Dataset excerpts
_ _ _ _ _

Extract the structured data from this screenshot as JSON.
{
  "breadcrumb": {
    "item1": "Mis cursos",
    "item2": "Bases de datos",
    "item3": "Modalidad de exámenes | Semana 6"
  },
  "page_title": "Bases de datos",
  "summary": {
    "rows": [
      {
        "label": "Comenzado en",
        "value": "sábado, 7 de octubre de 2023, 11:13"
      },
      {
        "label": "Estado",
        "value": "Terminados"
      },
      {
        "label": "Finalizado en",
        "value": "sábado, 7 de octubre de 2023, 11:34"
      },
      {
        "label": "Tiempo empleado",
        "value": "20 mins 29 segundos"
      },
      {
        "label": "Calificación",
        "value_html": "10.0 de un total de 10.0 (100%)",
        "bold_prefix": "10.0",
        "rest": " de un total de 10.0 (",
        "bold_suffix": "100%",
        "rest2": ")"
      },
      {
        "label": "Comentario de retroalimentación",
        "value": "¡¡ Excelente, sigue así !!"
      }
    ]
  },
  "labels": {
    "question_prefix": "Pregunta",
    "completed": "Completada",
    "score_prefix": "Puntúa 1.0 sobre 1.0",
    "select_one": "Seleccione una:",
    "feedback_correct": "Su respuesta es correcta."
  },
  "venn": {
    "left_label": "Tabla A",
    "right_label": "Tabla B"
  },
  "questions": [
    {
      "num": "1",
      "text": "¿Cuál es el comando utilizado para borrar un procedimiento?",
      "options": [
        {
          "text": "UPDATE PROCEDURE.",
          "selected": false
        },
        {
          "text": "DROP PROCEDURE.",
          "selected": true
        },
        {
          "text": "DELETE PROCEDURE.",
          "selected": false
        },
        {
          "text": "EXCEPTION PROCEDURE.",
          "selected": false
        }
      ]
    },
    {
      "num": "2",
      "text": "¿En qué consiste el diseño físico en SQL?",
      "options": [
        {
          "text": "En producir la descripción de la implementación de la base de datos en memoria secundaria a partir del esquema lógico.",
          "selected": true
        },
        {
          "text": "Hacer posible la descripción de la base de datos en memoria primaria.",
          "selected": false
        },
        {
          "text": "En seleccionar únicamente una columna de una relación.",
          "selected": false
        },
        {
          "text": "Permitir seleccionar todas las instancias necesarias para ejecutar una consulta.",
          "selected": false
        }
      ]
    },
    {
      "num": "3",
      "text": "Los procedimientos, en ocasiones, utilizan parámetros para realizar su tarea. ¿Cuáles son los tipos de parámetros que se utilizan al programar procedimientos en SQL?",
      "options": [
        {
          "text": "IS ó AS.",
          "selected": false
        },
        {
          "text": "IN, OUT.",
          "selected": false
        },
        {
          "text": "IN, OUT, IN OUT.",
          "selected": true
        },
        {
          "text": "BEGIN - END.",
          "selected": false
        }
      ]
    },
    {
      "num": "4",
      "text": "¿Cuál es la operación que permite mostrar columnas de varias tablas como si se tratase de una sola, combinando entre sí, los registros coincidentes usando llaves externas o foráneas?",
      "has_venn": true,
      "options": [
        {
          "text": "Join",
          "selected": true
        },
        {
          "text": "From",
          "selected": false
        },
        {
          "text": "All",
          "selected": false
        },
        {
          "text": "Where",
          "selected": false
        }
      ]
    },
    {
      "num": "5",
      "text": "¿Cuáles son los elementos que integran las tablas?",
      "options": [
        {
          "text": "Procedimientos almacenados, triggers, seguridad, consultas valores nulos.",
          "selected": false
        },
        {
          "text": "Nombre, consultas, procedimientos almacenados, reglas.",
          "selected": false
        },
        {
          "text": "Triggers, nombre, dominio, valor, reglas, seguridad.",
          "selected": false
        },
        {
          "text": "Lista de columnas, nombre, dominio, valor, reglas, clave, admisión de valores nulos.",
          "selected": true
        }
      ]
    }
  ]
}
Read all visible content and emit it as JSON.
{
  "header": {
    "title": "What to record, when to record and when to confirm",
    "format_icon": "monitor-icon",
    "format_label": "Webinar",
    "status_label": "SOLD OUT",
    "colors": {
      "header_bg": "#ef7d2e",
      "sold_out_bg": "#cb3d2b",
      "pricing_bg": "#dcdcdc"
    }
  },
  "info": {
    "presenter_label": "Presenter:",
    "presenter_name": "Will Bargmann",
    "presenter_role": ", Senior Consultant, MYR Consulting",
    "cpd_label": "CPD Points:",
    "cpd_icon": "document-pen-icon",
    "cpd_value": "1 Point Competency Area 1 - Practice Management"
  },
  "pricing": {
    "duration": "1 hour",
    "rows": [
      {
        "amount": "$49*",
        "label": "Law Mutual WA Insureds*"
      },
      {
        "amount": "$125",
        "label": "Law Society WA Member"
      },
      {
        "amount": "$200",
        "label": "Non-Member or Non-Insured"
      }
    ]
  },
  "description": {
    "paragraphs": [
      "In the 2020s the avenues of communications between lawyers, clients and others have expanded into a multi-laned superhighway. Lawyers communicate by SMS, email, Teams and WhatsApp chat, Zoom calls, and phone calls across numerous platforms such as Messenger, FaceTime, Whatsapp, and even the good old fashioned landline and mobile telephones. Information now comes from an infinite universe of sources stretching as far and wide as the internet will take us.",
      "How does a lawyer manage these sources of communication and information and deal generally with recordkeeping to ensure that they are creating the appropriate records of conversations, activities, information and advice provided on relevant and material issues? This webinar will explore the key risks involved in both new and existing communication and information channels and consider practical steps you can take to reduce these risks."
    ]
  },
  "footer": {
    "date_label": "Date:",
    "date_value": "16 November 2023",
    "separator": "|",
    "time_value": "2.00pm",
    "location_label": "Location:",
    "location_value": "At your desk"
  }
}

_ _ _ _ _

**Stated task**
Copy out the whole listing, exactly as written.

**Answer to this problem**
Extract the structured data from this screenshot as JSON.
{
  "breadcrumb": {
    "item1": "Mis cursos",
    "item2": "Bases de datos",
    "item3": "Modalidad de exámenes | Semana 6"
  },
  "page_title": "Bases de datos",
  "summary": {
    "rows": [
      {
        "label": "Comenzado en",
        "value": "sábado, 7 de octubre de 2023, 11:13"
      },
      {
        "label": "Estado",
        "value": "Terminados"
      },
      {
        "label": "Finalizado en",
        "value": "sábado, 7 de octubre de 2023, 11:34"
      },
      {
        "label": "Tiempo empleado",
        "value": "20 mins 29 segundos"
      },
      {
        "label": "Calificación",
        "value_html": "10.0 de un total de 10.0 (100%)",
        "bold_prefix": "10.0",
        "rest": " de un total de 10.0 (",
        "bold_suffix": "100%",
        "rest2": ")"
      },
      {
        "label": "Comentario de retroalimentación",
        "value": "¡¡ Excelente, sigue así !!"
      }
    ]
  },
  "labels": {
    "question_prefix": "Pregunta",
    "completed": "Completada",
    "score_prefix": "Puntúa 1.0 sobre 1.0",
    "select_one": "Seleccione una:",
    "feedback_correct": "Su respuesta es correcta."
  },
  "venn": {
    "left_label": "Tabla A",
    "right_label": "Tabla B"
  },
  "questions": [
    {
      "num": "1",
      "text": "¿Cuál es el comando utilizado para borrar un procedimiento?",
      "options": [
        {
          "text": "UPDATE PROCEDURE.",
          "selected": false
        },
        {
          "text": "DROP PROCEDURE.",
          "selected": true
        },
        {
          "text": "DELETE PROCEDURE.",
          "selected": false
        },
        {
          "text": "EXCEPTION PROCEDURE.",
          "selected": false
        }
      ]
    },
    {
      "num": "2",
      "text": "¿En qué consiste el diseño físico en SQL?",
      "options": [
        {
          "text": "En producir la descripción de la implementación de la base de datos en memoria secundaria a partir del esquema lógico.",
          "selected": true
        },
        {
          "text": "Hacer posible la descripción de la base de datos en memoria primaria.",
          "selected": false
        },
        {
          "text": "En seleccionar únicamente una columna de una relación.",
          "selected": false
        },
        {
          "text": "Permitir seleccionar todas las instancias necesarias para ejecutar una consulta.",
          "selected": false
        }
      ]
    },
    {
      "num": "3",
      "text": "Los procedimientos, en ocasiones, utilizan parámetros para realizar su tarea. ¿Cuáles son los tipos de parámetros que se utilizan al programar procedimientos en SQL?",
      "options": [
        {
          "text": "IS ó AS.",
          "selected": false
        },
        {
          "text": "IN, OUT.",
          "selected": false
        },
        {
          "text": "IN, OUT, IN OUT.",
          "selected": true
        },
        {
          "text": "BEGIN - END.",
          "selected": false
        }
      ]
    },
    {
      "num": "4",
      "text": "¿Cuál es la operación que permite mostrar columnas de varias tablas como si se tratase de una sola, combinando entre sí, los registros coincidentes usando llaves externas o foráneas?",
      "has_venn": true,
      "options": [
        {
          "text": "Join",
          "selected": true
        },
        {
          "text": "From",
          "selected": false
        },
        {
          "text": "All",
          "selected": false
        },
        {
          "text": "Where",
          "selected": false
        }
      ]
    },
    {
      "num": "5",
      "text": "¿Cuáles son los elementos que integran las tablas?",
      "options": [
        {
          "text": "Procedimientos almacenados, triggers, seguridad, consultas valores nulos.",
          "selected": false
        },
        {
          "text": "Nombre, consultas, procedimientos almacenados, reglas.",
          "selected": false
        },
        {
          "text": "Triggers, nombre, dominio, valor, reglas, seguridad.",
          "selected": false
        },
        {
          "text": "Lista de columnas, nombre, dominio, valor, reglas, clave, admisión de valores nulos.",
          "selected": true
        }
      ]
    }
  ]
}
Read all visible content and emit it as JSON.
{
  "header": {
    "title": "What to record, when to record and when to confirm",
    "format_icon": "monitor-icon",
    "format_label": "Webinar",
    "status_label": "SOLD OUT",
    "colors": {
      "header_bg": "#ef7d2e",
      "sold_out_bg": "#cb3d2b",
      "pricing_bg": "#dcdcdc"
    }
  },
  "info": {
    "presenter_label": "Presenter:",
    "presenter_name": "Will Bargmann",
    "presenter_role": ", Senior Consultant, MYR Consulting",
    "cpd_label": "CPD Points:",
    "cpd_icon": "document-pen-icon",
    "cpd_value": "1 Point Competency Area 1 - Practice Management"
  },
  "pricing": {
    "duration": "1 hour",
    "rows": [
      {
        "amount": "$49*",
        "label": "Law Mutual WA Insureds*"
      },
      {
        "amount": "$125",
        "label": "Law Society WA Member"
      },
      {
        "amount": "$200",
        "label": "Non-Member or Non-Insured"
      }
    ]
  },
  "description": {
    "paragraphs": [
      "In the 2020s the avenues of communications between lawyers, clients and others have expanded into a multi-laned superhighway. Lawyers communicate by SMS, email, Teams and WhatsApp chat, Zoom calls, and phone calls across numerous platforms such as Messenger, FaceTime, Whatsapp, and even the good old fashioned landline and mobile telephones. Information now comes from an infinite universe of sources stretching as far and wide as the internet will take us.",
      "How does a lawyer manage these sources of communication and information and deal generally with recordkeeping to ensure that they are creating the appropriate records of conversations, activities, information and advice provided on relevant and material issues? This webinar will explore the key risks involved in both new and existing communication and information channels and consider practical steps you can take to reduce these risks."
    ]
  },
  "footer": {
    "date_label": "Date:",
    "date_value": "16 November 2023",
    "separator": "|",
    "time_value": "2.00pm",
    "location_label": "Location:",
    "location_value": "At your desk"
  }
}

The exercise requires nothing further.